» **Problem to work on**:
Report every line of the data below that contains the string "table", copying each of those lines in full.

» **Extracted records**:

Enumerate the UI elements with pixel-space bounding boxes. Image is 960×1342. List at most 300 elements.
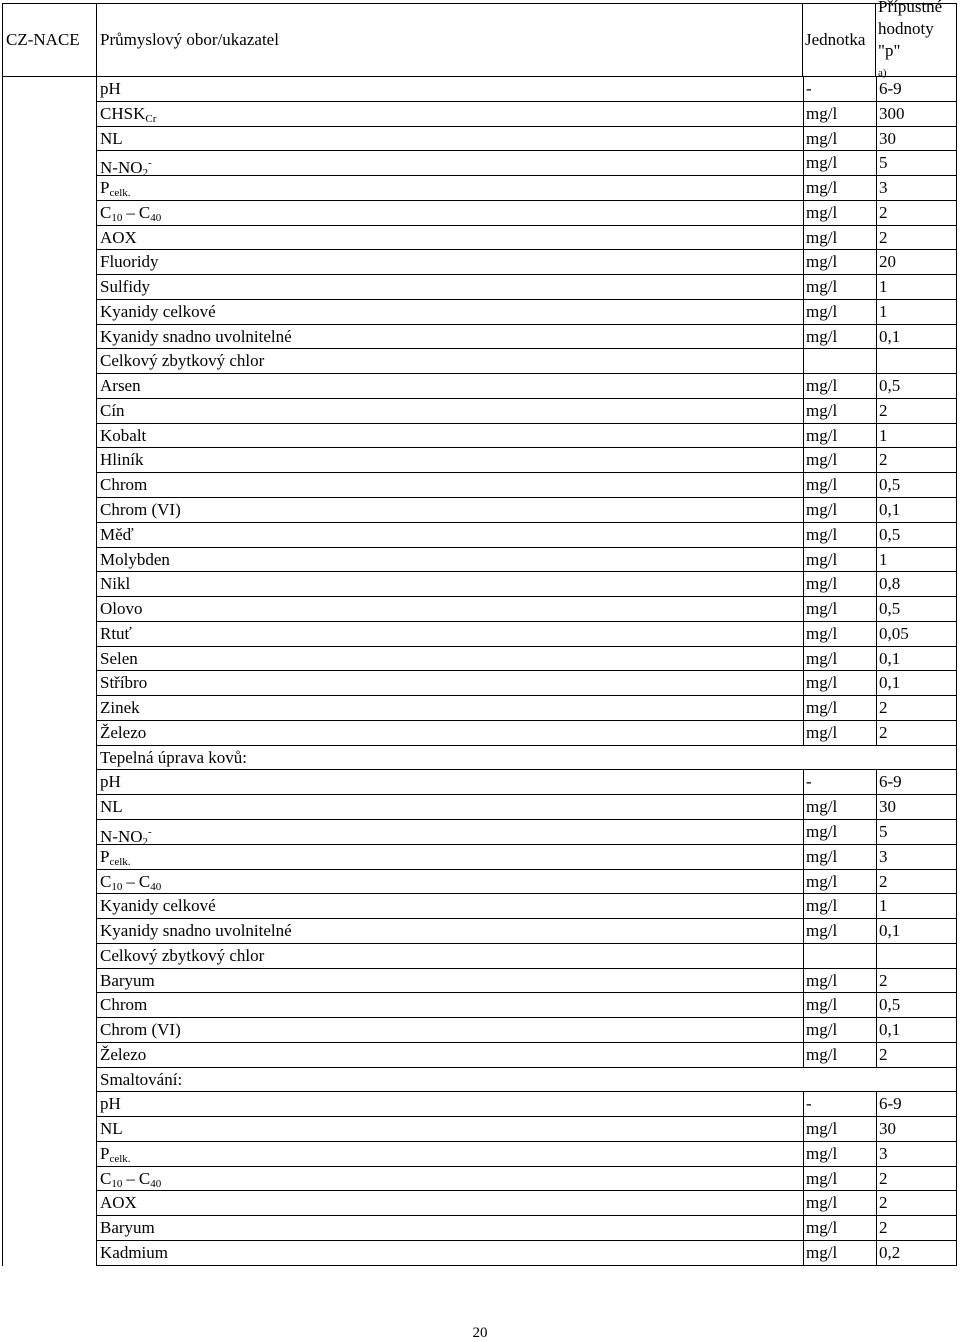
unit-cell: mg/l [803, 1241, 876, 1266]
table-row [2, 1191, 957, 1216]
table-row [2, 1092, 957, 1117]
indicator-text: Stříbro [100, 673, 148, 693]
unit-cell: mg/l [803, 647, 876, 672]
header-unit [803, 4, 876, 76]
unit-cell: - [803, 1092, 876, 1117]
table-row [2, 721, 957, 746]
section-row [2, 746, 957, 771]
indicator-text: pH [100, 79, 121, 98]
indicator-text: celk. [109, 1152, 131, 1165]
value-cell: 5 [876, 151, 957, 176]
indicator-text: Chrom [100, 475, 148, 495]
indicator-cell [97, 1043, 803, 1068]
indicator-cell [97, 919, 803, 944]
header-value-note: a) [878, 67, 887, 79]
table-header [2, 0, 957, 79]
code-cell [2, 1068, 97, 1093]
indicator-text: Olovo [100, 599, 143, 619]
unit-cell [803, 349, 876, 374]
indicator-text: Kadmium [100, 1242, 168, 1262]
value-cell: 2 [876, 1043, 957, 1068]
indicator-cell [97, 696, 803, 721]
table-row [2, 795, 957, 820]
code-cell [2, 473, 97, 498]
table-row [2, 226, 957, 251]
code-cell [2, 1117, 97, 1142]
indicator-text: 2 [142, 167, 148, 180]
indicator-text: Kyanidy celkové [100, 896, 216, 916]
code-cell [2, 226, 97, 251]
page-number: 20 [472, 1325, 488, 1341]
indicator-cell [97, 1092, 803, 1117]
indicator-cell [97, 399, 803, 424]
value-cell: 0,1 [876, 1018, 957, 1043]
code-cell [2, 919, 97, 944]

» **Correct response**:
table-row [2, 1191, 957, 1216]
table-row [2, 1092, 957, 1117]
table-row [2, 721, 957, 746]
table-header [2, 0, 957, 79]
table-row [2, 795, 957, 820]
table-row [2, 226, 957, 251]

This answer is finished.